[START SUPPLIED RECORDS]

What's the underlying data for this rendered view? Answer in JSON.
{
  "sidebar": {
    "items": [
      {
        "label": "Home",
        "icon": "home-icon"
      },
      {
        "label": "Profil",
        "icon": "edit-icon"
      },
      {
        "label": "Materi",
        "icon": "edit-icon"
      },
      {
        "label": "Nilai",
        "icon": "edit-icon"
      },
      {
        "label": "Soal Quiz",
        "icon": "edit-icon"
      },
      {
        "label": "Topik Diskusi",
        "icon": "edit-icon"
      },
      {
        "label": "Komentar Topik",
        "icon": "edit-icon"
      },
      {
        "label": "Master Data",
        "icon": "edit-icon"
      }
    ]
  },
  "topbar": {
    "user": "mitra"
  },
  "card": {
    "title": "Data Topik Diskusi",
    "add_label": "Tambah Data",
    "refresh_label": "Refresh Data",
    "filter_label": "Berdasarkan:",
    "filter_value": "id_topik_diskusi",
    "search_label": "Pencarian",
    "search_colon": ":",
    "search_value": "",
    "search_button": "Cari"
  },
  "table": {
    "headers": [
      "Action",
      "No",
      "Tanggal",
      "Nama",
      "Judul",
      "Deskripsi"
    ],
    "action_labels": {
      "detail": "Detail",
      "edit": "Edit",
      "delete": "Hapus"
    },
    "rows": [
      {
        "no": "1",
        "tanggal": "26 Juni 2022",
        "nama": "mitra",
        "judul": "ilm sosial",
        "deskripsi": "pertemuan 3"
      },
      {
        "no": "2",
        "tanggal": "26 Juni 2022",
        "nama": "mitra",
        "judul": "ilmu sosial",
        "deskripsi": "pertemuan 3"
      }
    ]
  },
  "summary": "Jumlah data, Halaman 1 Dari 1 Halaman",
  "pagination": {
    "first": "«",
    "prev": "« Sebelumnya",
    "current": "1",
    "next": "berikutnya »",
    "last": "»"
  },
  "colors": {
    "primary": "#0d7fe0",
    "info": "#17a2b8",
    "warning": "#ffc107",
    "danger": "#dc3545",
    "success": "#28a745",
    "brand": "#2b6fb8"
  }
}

[END SUPPLIED RECORDS]

AIM → Return the listing above in its exact form.

IN RESPONSE →
What's the underlying data for this rendered view? Answer in JSON.
{
  "sidebar": {
    "items": [
      {
        "label": "Home",
        "icon": "home-icon"
      },
      {
        "label": "Profil",
        "icon": "edit-icon"
      },
      {
        "label": "Materi",
        "icon": "edit-icon"
      },
      {
        "label": "Nilai",
        "icon": "edit-icon"
      },
      {
        "label": "Soal Quiz",
        "icon": "edit-icon"
      },
      {
        "label": "Topik Diskusi",
        "icon": "edit-icon"
      },
      {
        "label": "Komentar Topik",
        "icon": "edit-icon"
      },
      {
        "label": "Master Data",
        "icon": "edit-icon"
      }
    ]
  },
  "topbar": {
    "user": "mitra"
  },
  "card": {
    "title": "Data Topik Diskusi",
    "add_label": "Tambah Data",
    "refresh_label": "Refresh Data",
    "filter_label": "Berdasarkan:",
    "filter_value": "id_topik_diskusi",
    "search_label": "Pencarian",
    "search_colon": ":",
    "search_value": "",
    "search_button": "Cari"
  },
  "table": {
    "headers": [
      "Action",
      "No",
      "Tanggal",
      "Nama",
      "Judul",
      "Deskripsi"
    ],
    "action_labels": {
      "detail": "Detail",
      "edit": "Edit",
      "delete": "Hapus"
    },
    "rows": [
      {
        "no": "1",
        "tanggal": "26 Juni 2022",
        "nama": "mitra",
        "judul": "ilm sosial",
        "deskripsi": "pertemuan 3"
      },
      {
        "no": "2",
        "tanggal": "26 Juni 2022",
        "nama": "mitra",
        "judul": "ilmu sosial",
        "deskripsi": "pertemuan 3"
      }
    ]
  },
  "summary": "Jumlah data, Halaman 1 Dari 1 Halaman",
  "pagination": {
    "first": "«",
    "prev": "« Sebelumnya",
    "current": "1",
    "next": "berikutnya »",
    "last": "»"
  },
  "colors": {
    "primary": "#0d7fe0",
    "info": "#17a2b8",
    "warning": "#ffc107",
    "danger": "#dc3545",
    "success": "#28a745",
    "brand": "#2b6fb8"
  }
}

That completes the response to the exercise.